*** Begin section ***

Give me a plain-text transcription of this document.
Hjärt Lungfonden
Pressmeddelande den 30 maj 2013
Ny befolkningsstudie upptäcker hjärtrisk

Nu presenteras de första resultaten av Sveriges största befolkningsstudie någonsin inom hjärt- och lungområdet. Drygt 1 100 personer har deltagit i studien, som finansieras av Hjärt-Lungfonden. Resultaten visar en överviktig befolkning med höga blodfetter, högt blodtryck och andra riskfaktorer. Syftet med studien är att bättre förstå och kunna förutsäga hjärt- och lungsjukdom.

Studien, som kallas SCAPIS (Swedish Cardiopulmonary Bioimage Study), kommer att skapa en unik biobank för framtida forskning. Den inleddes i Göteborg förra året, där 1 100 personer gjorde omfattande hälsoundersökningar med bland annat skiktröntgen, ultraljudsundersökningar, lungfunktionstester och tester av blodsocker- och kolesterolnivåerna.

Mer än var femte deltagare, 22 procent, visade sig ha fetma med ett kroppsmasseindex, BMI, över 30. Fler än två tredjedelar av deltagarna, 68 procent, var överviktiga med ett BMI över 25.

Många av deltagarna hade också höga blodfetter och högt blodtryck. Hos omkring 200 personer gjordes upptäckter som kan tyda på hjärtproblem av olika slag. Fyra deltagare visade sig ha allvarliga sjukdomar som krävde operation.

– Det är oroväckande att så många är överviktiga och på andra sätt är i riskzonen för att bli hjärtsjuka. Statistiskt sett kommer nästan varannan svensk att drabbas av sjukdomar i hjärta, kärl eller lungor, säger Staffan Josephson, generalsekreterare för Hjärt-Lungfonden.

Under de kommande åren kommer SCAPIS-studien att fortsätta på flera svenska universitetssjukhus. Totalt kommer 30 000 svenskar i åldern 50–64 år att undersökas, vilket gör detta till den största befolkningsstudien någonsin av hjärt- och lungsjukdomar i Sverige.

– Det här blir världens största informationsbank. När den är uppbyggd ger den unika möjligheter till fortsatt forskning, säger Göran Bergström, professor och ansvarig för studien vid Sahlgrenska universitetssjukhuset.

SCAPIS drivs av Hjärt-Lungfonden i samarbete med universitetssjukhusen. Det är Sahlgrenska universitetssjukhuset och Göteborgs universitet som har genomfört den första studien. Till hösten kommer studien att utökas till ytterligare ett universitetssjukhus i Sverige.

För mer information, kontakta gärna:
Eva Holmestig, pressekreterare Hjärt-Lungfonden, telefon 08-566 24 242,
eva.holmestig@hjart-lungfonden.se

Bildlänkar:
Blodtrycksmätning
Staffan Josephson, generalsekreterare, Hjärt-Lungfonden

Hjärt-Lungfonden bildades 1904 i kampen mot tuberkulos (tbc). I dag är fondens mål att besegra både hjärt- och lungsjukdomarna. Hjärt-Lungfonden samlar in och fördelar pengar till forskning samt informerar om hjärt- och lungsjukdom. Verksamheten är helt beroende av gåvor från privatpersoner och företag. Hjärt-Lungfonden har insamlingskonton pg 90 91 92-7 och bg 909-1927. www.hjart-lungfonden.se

*** End section ***

### Task prompt
Transcribe all entries exactly as they are given.

### Result for this task
Give me a plain-text transcription of this document.
Hjärt Lungfonden
Pressmeddelande den 30 maj 2013
Ny befolkningsstudie upptäcker hjärtrisk

Nu presenteras de första resultaten av Sveriges största befolkningsstudie någonsin inom hjärt- och lungområdet. Drygt 1 100 personer har deltagit i studien, som finansieras av Hjärt-Lungfonden. Resultaten visar en överviktig befolkning med höga blodfetter, högt blodtryck och andra riskfaktorer. Syftet med studien är att bättre förstå och kunna förutsäga hjärt- och lungsjukdom.

Studien, som kallas SCAPIS (Swedish Cardiopulmonary Bioimage Study), kommer att skapa en unik biobank för framtida forskning. Den inleddes i Göteborg förra året, där 1 100 personer gjorde omfattande hälsoundersökningar med bland annat skiktröntgen, ultraljudsundersökningar, lungfunktionstester och tester av blodsocker- och kolesterolnivåerna.

Mer än var femte deltagare, 22 procent, visade sig ha fetma med ett kroppsmasseindex, BMI, över 30. Fler än två tredjedelar av deltagarna, 68 procent, var överviktiga med ett BMI över 25.

Många av deltagarna hade också höga blodfetter och högt blodtryck. Hos omkring 200 personer gjordes upptäckter som kan tyda på hjärtproblem av olika slag. Fyra deltagare visade sig ha allvarliga sjukdomar som krävde operation.

– Det är oroväckande att så många är överviktiga och på andra sätt är i riskzonen för att bli hjärtsjuka. Statistiskt sett kommer nästan varannan svensk att drabbas av sjukdomar i hjärta, kärl eller lungor, säger Staffan Josephson, generalsekreterare för Hjärt-Lungfonden.

Under de kommande åren kommer SCAPIS-studien att fortsätta på flera svenska universitetssjukhus. Totalt kommer 30 000 svenskar i åldern 50–64 år att undersökas, vilket gör detta till den största befolkningsstudien någonsin av hjärt- och lungsjukdomar i Sverige.

– Det här blir världens största informationsbank. När den är uppbyggd ger den unika möjligheter till fortsatt forskning, säger Göran Bergström, professor och ansvarig för studien vid Sahlgrenska universitetssjukhuset.

SCAPIS drivs av Hjärt-Lungfonden i samarbete med universitetssjukhusen. Det är Sahlgrenska universitetssjukhuset och Göteborgs universitet som har genomfört den första studien. Till hösten kommer studien att utökas till ytterligare ett universitetssjukhus i Sverige.

För mer information, kontakta gärna:
Eva Holmestig, pressekreterare Hjärt-Lungfonden, telefon 08-566 24 242,
eva.holmestig@hjart-lungfonden.se

Bildlänkar:
Blodtrycksmätning
Staffan Josephson, generalsekreterare, Hjärt-Lungfonden

Hjärt-Lungfonden bildades 1904 i kampen mot tuberkulos (tbc). I dag är fondens mål att besegra både hjärt- och lungsjukdomarna. Hjärt-Lungfonden samlar in och fördelar pengar till forskning samt informerar om hjärt- och lungsjukdom. Verksamheten är helt beroende av gåvor från privatpersoner och företag. Hjärt-Lungfonden har insamlingskonton pg 90 91 92-7 och bg 909-1927. www.hjart-lungfonden.se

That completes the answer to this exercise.